What the task asks: In this exercise, return the whole listing exactly, excluding any images.

Extracted data:
▼
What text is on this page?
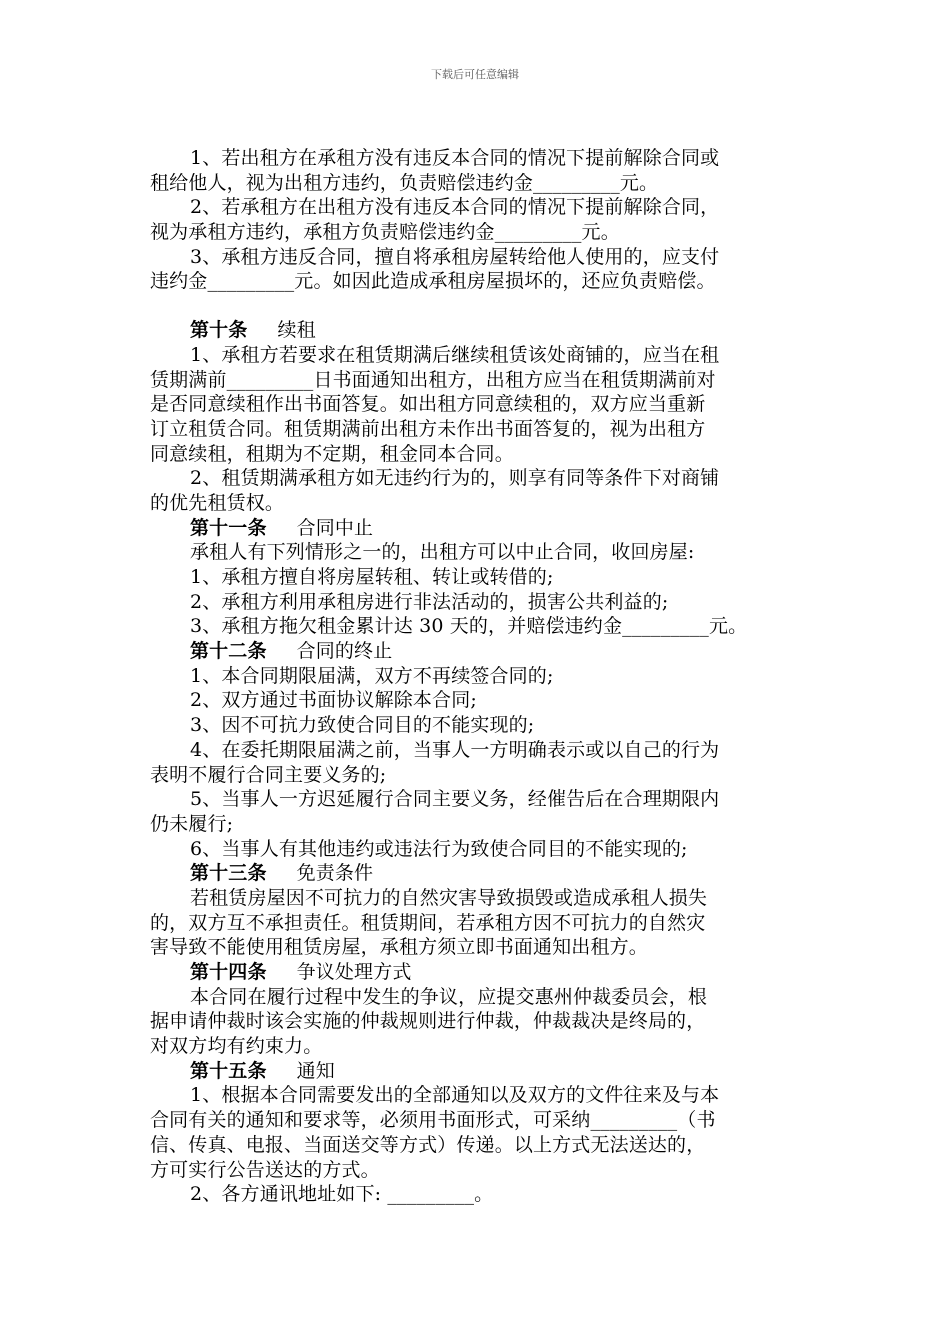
下载后可任意编辑
1、若出租方在承租方没有违反本合同的情况下提前解除合同或
租给他人，视为出租方违约，负责赔偿违约金_________元。
2、若承租方在出租方没有违反本合同的情况下提前解除合同，
视为承租方违约，承租方负责赔偿违约金_________元。
3、承租方违反合同，擅自将承租房屋转给他人使用的，应支付
违约金_________元。如因此造成承租房屋损坏的，还应负责赔偿。
第十条 续租
1、承租方若要求在租赁期满后继续租赁该处商铺的，应当在租
赁期满前_________日书面通知出租方，出租方应当在租赁期满前对
是否同意续租作出书面答复。如出租方同意续租的，双方应当重新
订立租赁合同。租赁期满前出租方未作出书面答复的，视为出租方
同意续租，租期为不定期，租金同本合同。
2、租赁期满承租方如无违约行为的，则享有同等条件下对商铺
的优先租赁权。
第十一条 合同中止
承租人有下列情形之一的，出租方可以中止合同，收回房屋:
1、承租方擅自将房屋转租、转让或转借的;
2、承租方利用承租房进行非法活动的，损害公共利益的;
3、承租方拖欠租金累计达 30 天的，并赔偿违约金_________元。
第十二条 合同的终止
1、本合同期限届满，双方不再续签合同的;
2、双方通过书面协议解除本合同;
3、因不可抗力致使合同目的不能实现的;
4、在委托期限届满之前，当事人一方明确表示或以自己的行为
表明不履行合同主要义务的;
5、当事人一方迟延履行合同主要义务，经催告后在合理期限内
仍未履行;
6、当事人有其他违约或违法行为致使合同目的不能实现的;
第十三条 免责条件
若租赁房屋因不可抗力的自然灾害导致损毁或造成承租人损失
的，双方互不承担责任。租赁期间，若承租方因不可抗力的自然灾
害导致不能使用租赁房屋，承租方须立即书面通知出租方。
第十四条 争议处理方式
本合同在履行过程中发生的争议，应提交惠州仲裁委员会，根
据申请仲裁时该会实施的仲裁规则进行仲裁，仲裁裁决是终局的，
对双方均有约束力。
第十五条 通知
1、根据本合同需要发出的全部通知以及双方的文件往来及与本
合同有关的通知和要求等，必须用书面形式，可采纳_________（书
信、传真、电报、当面送交等方式）传递。以上方式无法送达的，
方可实行公告送达的方式。
2、各方通讯地址如下: _________。
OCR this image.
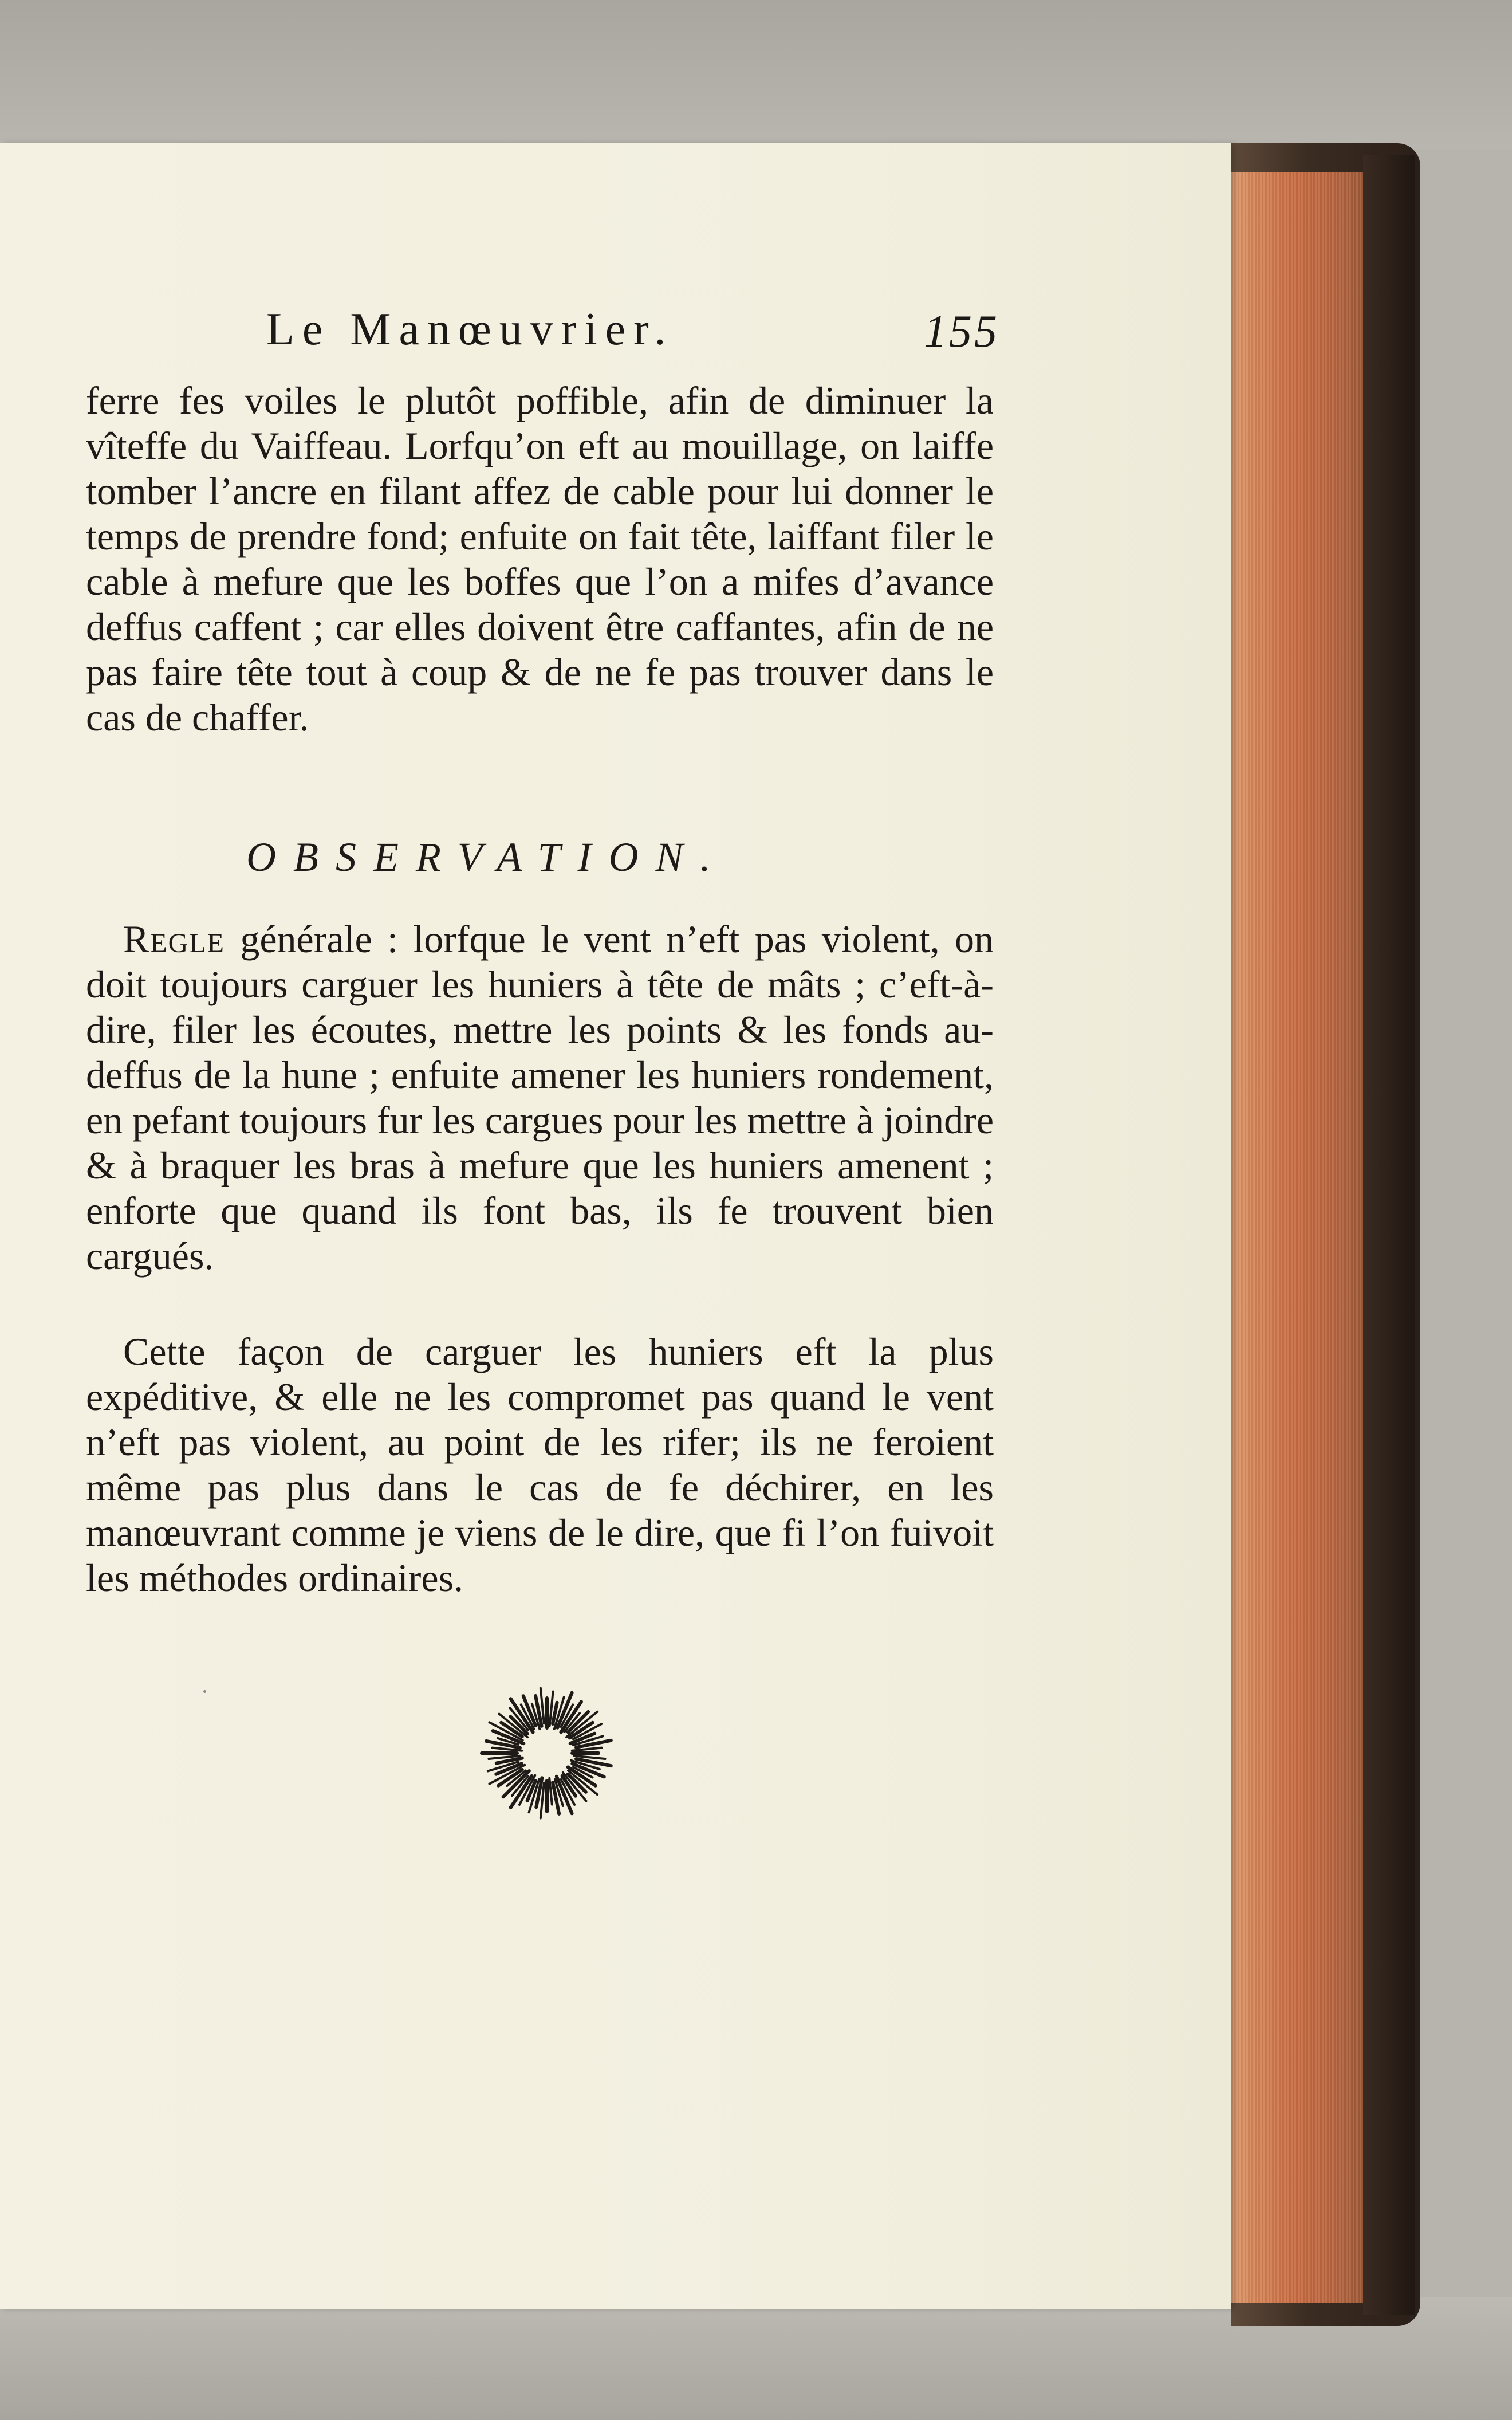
Le Manœuvrier.	155

ferre fes voiles le plutôt poffible, afin de diminuer la vîteffe du Vaiffeau. Lorfqu’on eft au mouillage, on laiffe tomber l’ancre en filant affez de cable pour lui donner le temps de prendre fond; enfuite on fait tête, laiffant filer le cable à mefure que les boffes que l’on a mifes d’avance deffus caffent ; car elles doivent être caffantes, afin de ne pas faire tête tout à coup & de ne fe pas trouver dans le cas de chaffer.

OBSERVATION.

Regle générale : lorfque le vent n’eft pas violent, on doit toujours carguer les huniers à tête de mâts ; c’eft-à-dire, filer les écoutes, mettre les points & les fonds au-deffus de la hune ; enfuite amener les huniers rondement, en pefant toujours fur les cargues pour les mettre à joindre & à braquer les bras à mefure que les huniers amenent ; enforte que quand ils font bas, ils fe trouvent bien cargués.

Cette façon de carguer les huniers eft la plus expéditive, & elle ne les compromet pas quand le vent n’eft pas violent, au point de les rifer; ils ne feroient même pas plus dans le cas de fe déchirer, en les manœuvrant comme je viens de le dire, que fi l’on fuivoit les méthodes ordinaires.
▲
Reply:
What text is on this page?
下载后可任意编辑
1、若出租方在承租方没有违反本合同的情况下提前解除合同或
租给他人，视为出租方违约，负责赔偿违约金_________元。
2、若承租方在出租方没有违反本合同的情况下提前解除合同，
视为承租方违约，承租方负责赔偿违约金_________元。
3、承租方违反合同，擅自将承租房屋转给他人使用的，应支付
违约金_________元。如因此造成承租房屋损坏的，还应负责赔偿。
第十条 续租
1、承租方若要求在租赁期满后继续租赁该处商铺的，应当在租
赁期满前_________日书面通知出租方，出租方应当在租赁期满前对
是否同意续租作出书面答复。如出租方同意续租的，双方应当重新
订立租赁合同。租赁期满前出租方未作出书面答复的，视为出租方
同意续租，租期为不定期，租金同本合同。
2、租赁期满承租方如无违约行为的，则享有同等条件下对商铺
的优先租赁权。
第十一条 合同中止
承租人有下列情形之一的，出租方可以中止合同，收回房屋:
1、承租方擅自将房屋转租、转让或转借的;
2、承租方利用承租房进行非法活动的，损害公共利益的;
3、承租方拖欠租金累计达 30 天的，并赔偿违约金_________元。
第十二条 合同的终止
1、本合同期限届满，双方不再续签合同的;
2、双方通过书面协议解除本合同;
3、因不可抗力致使合同目的不能实现的;
4、在委托期限届满之前，当事人一方明确表示或以自己的行为
表明不履行合同主要义务的;
5、当事人一方迟延履行合同主要义务，经催告后在合理期限内
仍未履行;
6、当事人有其他违约或违法行为致使合同目的不能实现的;
第十三条 免责条件
若租赁房屋因不可抗力的自然灾害导致损毁或造成承租人损失
的，双方互不承担责任。租赁期间，若承租方因不可抗力的自然灾
害导致不能使用租赁房屋，承租方须立即书面通知出租方。
第十四条 争议处理方式
本合同在履行过程中发生的争议，应提交惠州仲裁委员会，根
据申请仲裁时该会实施的仲裁规则进行仲裁，仲裁裁决是终局的，
对双方均有约束力。
第十五条 通知
1、根据本合同需要发出的全部通知以及双方的文件往来及与本
合同有关的通知和要求等，必须用书面形式，可采纳_________（书
信、传真、电报、当面送交等方式）传递。以上方式无法送达的，
方可实行公告送达的方式。
2、各方通讯地址如下: _________。
OCR this image.
Le Manœuvrier.	155

ferre fes voiles le plutôt poffible, afin de diminuer la vîteffe du Vaiffeau. Lorfqu’on eft au mouillage, on laiffe tomber l’ancre en filant affez de cable pour lui donner le temps de prendre fond; enfuite on fait tête, laiffant filer le cable à mefure que les boffes que l’on a mifes d’avance deffus caffent ; car elles doivent être caffantes, afin de ne pas faire tête tout à coup & de ne fe pas trouver dans le cas de chaffer.

OBSERVATION.

Regle générale : lorfque le vent n’eft pas violent, on doit toujours carguer les huniers à tête de mâts ; c’eft-à-dire, filer les écoutes, mettre les points & les fonds au-deffus de la hune ; enfuite amener les huniers rondement, en pefant toujours fur les cargues pour les mettre à joindre & à braquer les bras à mefure que les huniers amenent ; enforte que quand ils font bas, ils fe trouvent bien cargués.

Cette façon de carguer les huniers eft la plus expéditive, & elle ne les compromet pas quand le vent n’eft pas violent, au point de les rifer; ils ne feroient même pas plus dans le cas de fe déchirer, en les manœuvrant comme je viens de le dire, que fi l’on fuivoit les méthodes ordinaires.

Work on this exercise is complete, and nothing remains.